== Exercise text ==

Based on the results of the initial assessment, goals are determined with the individual and/or family, and a treatment plan is implemented. The individual’s progress is discussed formally once per week at team conference/medical rounds. Team consultation and collaboration occur throughout the treatment program. In addition to speaking directly with members of the team regarding the patient’s medical condition, progress, functional status, participation in therapy, achievement of established goals, family members and/or caregivers are strongly encouraged to attend and participate in treatment sessions and patient care as appropriate.
Patient and Family/Caregiver Education
All cardiac and pulmonary patients will attend daily patient education classes, which are delivered by the interdisciplinary team. This education is open for family and caregiver attendance as well as patient participation. Educational objectives of the patient education classes are based on self care and disease management, resource utilization as well as community re-entry following discharge. Team members provide a series of lectures and discussions on pulmonary wellness daily.

===

◆ What to do ◆
A) Rewrite the rehabilitation program excerpt between "Based on the" and "care as appropriate.", inclusive, replacing "treatment plan" with "care plan".
B) According to the rehabilitation program excerpt, how often is the individual's progress discussed formally?
C) Write a continuation of the rehabilitation program excerpt that begins after its final sentence.
The lines after this text play no part in any task.

== Study material ==

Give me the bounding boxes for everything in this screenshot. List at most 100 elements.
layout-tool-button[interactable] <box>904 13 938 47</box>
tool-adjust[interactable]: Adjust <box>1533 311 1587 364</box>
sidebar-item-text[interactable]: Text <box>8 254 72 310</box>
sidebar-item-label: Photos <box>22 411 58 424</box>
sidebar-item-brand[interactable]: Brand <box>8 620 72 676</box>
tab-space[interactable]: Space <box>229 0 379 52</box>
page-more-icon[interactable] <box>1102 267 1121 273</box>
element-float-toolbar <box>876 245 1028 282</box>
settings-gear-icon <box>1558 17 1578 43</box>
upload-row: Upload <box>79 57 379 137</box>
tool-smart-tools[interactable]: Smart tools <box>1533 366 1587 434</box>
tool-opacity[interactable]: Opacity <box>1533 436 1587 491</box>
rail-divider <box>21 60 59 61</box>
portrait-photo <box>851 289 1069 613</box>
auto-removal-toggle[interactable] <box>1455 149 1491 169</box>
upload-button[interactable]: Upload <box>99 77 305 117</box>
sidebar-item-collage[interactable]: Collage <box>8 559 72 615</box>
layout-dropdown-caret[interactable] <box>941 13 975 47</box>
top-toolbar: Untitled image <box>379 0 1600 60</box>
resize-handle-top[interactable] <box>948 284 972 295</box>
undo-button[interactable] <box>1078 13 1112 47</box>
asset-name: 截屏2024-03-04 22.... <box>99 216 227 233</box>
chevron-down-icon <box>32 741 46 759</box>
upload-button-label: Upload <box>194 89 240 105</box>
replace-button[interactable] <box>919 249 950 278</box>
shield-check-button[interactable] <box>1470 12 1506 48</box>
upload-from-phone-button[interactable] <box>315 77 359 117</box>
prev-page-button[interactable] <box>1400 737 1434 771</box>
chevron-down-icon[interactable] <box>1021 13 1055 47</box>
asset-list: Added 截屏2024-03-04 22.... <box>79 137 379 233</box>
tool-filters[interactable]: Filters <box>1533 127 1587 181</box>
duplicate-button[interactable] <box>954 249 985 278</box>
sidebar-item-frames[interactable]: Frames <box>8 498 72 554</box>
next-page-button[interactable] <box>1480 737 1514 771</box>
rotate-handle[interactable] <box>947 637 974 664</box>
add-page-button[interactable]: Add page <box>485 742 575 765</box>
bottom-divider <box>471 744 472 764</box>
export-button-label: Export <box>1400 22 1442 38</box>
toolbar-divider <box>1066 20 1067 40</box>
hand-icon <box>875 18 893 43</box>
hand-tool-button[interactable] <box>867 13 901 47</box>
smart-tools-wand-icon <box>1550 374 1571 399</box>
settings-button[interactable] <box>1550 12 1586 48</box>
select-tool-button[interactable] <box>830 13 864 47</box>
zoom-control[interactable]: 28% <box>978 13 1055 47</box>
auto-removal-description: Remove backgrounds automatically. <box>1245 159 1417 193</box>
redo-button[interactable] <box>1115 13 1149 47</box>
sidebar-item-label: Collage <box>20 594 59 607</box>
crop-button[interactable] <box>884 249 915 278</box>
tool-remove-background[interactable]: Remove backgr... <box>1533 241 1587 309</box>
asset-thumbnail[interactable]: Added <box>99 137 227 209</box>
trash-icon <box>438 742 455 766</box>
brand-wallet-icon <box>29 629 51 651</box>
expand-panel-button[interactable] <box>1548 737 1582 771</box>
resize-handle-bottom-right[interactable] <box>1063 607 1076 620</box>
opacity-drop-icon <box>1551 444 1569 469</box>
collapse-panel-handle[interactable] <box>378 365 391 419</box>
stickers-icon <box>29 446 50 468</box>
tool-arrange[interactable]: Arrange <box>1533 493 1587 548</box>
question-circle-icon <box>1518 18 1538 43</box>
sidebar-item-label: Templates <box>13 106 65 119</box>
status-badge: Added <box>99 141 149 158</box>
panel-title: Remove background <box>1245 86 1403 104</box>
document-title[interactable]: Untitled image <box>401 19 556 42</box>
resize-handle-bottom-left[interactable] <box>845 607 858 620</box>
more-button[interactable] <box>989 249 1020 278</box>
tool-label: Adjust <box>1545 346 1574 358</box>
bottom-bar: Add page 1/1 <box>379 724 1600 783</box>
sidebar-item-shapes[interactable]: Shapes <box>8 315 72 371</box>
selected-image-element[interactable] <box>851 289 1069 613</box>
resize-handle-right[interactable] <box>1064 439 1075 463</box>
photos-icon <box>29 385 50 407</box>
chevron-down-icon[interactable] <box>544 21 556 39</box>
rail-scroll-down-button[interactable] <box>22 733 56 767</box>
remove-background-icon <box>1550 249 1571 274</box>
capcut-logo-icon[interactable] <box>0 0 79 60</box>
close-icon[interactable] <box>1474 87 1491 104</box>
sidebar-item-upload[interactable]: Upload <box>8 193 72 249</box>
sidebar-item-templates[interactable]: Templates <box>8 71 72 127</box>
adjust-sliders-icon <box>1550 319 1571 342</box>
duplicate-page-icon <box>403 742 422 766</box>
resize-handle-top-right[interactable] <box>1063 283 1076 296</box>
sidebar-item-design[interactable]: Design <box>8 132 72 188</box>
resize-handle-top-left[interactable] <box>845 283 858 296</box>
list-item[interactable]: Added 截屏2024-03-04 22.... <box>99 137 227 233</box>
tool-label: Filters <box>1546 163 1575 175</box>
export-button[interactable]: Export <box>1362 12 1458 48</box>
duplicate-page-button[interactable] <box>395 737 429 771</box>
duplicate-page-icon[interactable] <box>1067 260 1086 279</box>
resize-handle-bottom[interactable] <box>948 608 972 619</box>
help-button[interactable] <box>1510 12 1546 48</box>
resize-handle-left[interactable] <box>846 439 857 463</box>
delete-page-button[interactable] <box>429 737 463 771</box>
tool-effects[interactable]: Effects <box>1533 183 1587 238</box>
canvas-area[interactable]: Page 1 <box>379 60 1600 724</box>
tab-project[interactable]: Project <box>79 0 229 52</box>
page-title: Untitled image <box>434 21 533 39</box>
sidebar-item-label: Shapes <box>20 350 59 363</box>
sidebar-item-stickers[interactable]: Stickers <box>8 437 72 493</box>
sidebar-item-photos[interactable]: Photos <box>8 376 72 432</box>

===

◆ Answers to the exercise ◆
A)
Based on the results of the initial assessment, goals are determined with the individual and/or family, and a care plan is implemented. The individual’s progress is discussed formally once per week at team conference/medical rounds. Team consultation and collaboration occur throughout the treatment program. In addition to speaking directly with members of the team regarding the patient’s medical condition, progress, functional status, participation in therapy, achievement of established goals, family members and/or caregivers are strongly encouraged to attend and participate in treatment sessions and patient care as appropriate.

B) Once per week, at team conference/medical rounds.

C)
Family members and caregivers are encouraged to attend and participate in treatment sessions and care as appropriate. Comprehensive education for you and your family and/or caregiver is essential to reaching your goals.
Every potential patient who may benefit from our care is discussed with the screening staff, physician, and/or program director. The rehabilitation potential for every patient is evaluated prior to admission.
Referrals to Burke are usually made by physicians, social workers, discharge planners or case managers. A reasonable medical and functional profile must be provided and appropriate sections of the medical record from the acute care process are included. A rehabilitation nurse may also perform a detailed evaluation at the referring institution. Recommendations are then made to the appropriate member of the medical staff who renders a final decision with regard to admission.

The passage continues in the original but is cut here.